Excerpted passage:
Finally, a roundup of some of my favourite podcast episodes from the past couple of weeks: The FT’s Martin Wolf in conversation with former Bank of England governor Mervyn King about Wolf’s new book on The Crisis of Democratic Capitalism; Tyler Cowen and Brad Delong discuss Delong’s economic history of the 20th century, Slouching Towards Utopia; and Ezra Klein talks to Sci Fi author Adrian Tchaikovsky about the minds of spiders, octopuses and AI.

Excerpted data:
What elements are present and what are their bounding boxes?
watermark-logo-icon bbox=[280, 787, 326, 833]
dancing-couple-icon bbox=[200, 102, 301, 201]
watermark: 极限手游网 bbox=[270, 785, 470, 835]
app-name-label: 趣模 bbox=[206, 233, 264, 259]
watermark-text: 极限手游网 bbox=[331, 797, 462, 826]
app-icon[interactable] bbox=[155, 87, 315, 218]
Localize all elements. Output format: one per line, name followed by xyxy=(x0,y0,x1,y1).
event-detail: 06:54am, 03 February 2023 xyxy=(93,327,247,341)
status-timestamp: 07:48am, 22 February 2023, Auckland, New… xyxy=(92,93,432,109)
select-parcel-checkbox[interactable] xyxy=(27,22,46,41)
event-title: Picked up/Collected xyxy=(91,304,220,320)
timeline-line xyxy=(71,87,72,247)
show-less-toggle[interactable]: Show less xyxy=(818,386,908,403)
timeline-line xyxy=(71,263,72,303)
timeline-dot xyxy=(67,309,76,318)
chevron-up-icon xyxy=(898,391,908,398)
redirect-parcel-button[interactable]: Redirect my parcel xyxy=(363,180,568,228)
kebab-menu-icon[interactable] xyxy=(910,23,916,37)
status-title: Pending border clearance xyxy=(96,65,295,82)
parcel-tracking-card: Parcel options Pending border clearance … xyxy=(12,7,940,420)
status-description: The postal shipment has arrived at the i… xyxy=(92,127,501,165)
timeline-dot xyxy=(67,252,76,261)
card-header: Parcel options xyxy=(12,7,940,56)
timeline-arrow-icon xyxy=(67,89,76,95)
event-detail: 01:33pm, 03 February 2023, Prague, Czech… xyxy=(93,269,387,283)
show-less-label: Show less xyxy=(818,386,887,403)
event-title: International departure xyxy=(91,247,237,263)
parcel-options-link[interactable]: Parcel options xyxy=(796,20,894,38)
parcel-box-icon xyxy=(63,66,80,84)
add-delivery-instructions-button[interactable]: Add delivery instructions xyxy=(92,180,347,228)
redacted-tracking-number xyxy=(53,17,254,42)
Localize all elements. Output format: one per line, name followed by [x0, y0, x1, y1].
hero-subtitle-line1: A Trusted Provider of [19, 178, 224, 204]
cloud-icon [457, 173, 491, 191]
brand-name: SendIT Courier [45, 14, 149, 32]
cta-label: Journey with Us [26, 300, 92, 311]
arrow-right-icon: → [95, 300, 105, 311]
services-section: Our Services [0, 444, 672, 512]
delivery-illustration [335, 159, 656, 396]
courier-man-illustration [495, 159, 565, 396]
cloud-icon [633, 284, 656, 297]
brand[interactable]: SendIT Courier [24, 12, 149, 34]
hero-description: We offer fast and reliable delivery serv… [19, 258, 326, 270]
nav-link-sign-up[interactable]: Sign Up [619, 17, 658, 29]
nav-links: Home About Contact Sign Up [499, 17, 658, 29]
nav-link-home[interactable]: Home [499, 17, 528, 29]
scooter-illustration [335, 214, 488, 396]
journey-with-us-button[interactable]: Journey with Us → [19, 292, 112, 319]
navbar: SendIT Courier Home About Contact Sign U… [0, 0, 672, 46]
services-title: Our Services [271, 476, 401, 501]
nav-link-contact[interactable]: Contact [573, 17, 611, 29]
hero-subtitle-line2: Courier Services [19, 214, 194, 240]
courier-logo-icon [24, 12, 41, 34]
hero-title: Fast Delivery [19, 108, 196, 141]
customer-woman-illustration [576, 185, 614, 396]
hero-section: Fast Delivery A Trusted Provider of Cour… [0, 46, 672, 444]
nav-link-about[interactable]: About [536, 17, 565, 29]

Aim of the task: In the podcast roundup, rewrite the stretch from "Finally, a roundup" through "octopuses and AI.", changing "favourite" to "favorite".

Output:
Finally, a roundup of some of my favorite podcast episodes from the past couple of weeks: The FT’s Martin Wolf in conversation with former Bank of England governor Mervyn King about Wolf’s new book on The Crisis of Democratic Capitalism; Tyler Cowen and Brad Delong discuss Delong’s economic history of the 20th century, Slouching Towards Utopia; and Ezra Klein talks to Sci Fi author Adrian Tchaikovsky about the minds of spiders, octopuses and AI.